■ TASK:
Tally the lines holding the word "Techtools" and state the count by itself.

------------------------------------------------

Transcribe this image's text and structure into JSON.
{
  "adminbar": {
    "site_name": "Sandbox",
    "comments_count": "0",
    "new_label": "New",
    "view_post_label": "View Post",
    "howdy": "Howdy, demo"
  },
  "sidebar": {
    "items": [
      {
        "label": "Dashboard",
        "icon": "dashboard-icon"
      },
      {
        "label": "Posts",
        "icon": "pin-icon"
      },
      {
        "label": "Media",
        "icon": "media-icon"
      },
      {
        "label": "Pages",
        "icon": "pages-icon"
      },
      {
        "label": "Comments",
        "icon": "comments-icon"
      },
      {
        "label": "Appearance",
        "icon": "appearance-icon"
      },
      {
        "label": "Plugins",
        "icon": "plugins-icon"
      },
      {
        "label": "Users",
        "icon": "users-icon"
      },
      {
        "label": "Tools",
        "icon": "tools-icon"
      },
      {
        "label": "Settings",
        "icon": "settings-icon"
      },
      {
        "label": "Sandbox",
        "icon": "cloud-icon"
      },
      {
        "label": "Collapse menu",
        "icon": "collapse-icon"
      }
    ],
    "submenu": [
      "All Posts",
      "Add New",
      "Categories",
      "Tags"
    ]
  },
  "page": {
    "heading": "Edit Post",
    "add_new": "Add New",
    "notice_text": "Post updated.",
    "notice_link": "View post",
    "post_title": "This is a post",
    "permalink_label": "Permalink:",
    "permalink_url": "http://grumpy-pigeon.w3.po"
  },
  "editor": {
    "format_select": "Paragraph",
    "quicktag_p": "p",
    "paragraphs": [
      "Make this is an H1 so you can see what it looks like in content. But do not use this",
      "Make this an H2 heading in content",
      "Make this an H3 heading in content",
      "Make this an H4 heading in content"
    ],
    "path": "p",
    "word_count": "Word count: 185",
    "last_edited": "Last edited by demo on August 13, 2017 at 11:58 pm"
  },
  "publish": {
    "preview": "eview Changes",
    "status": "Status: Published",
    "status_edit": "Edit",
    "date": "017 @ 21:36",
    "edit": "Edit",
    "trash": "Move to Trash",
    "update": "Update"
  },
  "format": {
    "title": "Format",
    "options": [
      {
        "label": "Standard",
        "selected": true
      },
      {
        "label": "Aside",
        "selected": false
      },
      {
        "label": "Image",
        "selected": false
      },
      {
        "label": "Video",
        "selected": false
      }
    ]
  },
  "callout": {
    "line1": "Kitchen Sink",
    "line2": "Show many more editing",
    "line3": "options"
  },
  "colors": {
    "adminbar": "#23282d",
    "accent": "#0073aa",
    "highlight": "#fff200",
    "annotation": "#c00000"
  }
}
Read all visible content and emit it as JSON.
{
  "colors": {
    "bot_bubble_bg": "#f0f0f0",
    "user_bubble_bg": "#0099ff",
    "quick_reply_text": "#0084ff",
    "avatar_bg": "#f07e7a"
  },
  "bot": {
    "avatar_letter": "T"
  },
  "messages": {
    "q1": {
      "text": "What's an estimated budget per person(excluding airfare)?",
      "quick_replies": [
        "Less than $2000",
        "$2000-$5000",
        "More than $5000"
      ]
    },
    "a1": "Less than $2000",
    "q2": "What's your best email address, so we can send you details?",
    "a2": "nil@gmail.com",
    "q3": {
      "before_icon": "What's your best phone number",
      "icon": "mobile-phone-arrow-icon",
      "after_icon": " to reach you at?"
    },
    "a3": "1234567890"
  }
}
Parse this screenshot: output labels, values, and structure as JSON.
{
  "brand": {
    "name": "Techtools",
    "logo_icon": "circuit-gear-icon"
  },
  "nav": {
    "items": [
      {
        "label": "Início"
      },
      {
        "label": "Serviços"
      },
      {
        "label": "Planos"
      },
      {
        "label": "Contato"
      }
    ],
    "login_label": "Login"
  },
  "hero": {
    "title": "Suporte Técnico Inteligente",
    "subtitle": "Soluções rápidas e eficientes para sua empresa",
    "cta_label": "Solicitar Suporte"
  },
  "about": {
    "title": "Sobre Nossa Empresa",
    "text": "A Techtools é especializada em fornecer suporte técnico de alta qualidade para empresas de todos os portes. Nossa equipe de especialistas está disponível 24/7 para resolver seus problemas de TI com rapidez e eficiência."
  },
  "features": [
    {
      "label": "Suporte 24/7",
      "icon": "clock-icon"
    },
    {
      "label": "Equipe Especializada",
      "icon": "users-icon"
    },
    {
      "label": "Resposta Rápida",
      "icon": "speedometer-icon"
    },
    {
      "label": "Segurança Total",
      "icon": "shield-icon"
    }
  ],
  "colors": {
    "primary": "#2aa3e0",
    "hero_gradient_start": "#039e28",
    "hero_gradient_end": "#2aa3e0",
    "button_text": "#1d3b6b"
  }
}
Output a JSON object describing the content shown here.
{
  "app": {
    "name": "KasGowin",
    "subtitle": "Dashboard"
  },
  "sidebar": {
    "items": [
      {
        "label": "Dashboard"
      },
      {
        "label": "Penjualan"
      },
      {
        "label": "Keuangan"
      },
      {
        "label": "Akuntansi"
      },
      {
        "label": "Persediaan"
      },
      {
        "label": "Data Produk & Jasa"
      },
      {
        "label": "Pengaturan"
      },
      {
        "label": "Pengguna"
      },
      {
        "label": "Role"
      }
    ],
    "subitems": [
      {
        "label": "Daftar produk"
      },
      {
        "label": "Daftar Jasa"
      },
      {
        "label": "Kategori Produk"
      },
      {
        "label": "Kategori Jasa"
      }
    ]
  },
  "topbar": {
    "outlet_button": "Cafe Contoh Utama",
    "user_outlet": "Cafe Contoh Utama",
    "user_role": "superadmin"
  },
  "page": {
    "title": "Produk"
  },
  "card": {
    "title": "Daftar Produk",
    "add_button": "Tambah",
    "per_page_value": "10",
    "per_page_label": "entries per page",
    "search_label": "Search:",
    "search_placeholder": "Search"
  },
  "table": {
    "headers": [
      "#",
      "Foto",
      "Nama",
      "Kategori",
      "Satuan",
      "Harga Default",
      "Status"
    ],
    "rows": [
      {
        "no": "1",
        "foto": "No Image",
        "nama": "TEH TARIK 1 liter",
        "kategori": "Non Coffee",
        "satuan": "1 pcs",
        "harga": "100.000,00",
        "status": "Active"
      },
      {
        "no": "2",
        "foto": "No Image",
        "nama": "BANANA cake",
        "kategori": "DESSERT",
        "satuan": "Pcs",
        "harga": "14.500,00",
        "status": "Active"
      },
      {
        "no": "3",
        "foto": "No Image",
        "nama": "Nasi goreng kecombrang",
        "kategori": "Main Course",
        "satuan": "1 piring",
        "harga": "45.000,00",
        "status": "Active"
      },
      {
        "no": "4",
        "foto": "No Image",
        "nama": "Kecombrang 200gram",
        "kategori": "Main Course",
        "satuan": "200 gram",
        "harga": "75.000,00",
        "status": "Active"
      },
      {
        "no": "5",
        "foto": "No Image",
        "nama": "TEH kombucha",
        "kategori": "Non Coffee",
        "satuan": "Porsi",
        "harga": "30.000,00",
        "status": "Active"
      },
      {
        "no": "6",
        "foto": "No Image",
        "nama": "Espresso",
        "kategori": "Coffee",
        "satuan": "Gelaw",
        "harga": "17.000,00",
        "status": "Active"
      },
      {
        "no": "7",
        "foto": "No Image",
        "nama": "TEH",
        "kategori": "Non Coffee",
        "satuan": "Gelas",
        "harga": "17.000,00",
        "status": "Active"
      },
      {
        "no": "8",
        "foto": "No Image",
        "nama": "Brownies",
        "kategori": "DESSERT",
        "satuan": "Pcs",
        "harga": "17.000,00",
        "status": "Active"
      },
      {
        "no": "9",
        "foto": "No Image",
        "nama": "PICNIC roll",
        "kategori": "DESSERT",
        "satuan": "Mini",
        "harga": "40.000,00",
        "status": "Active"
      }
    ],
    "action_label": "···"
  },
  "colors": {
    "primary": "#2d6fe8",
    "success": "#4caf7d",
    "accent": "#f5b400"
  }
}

------------------------------------------------

■ RESULT OF THIS EXERCISE:
2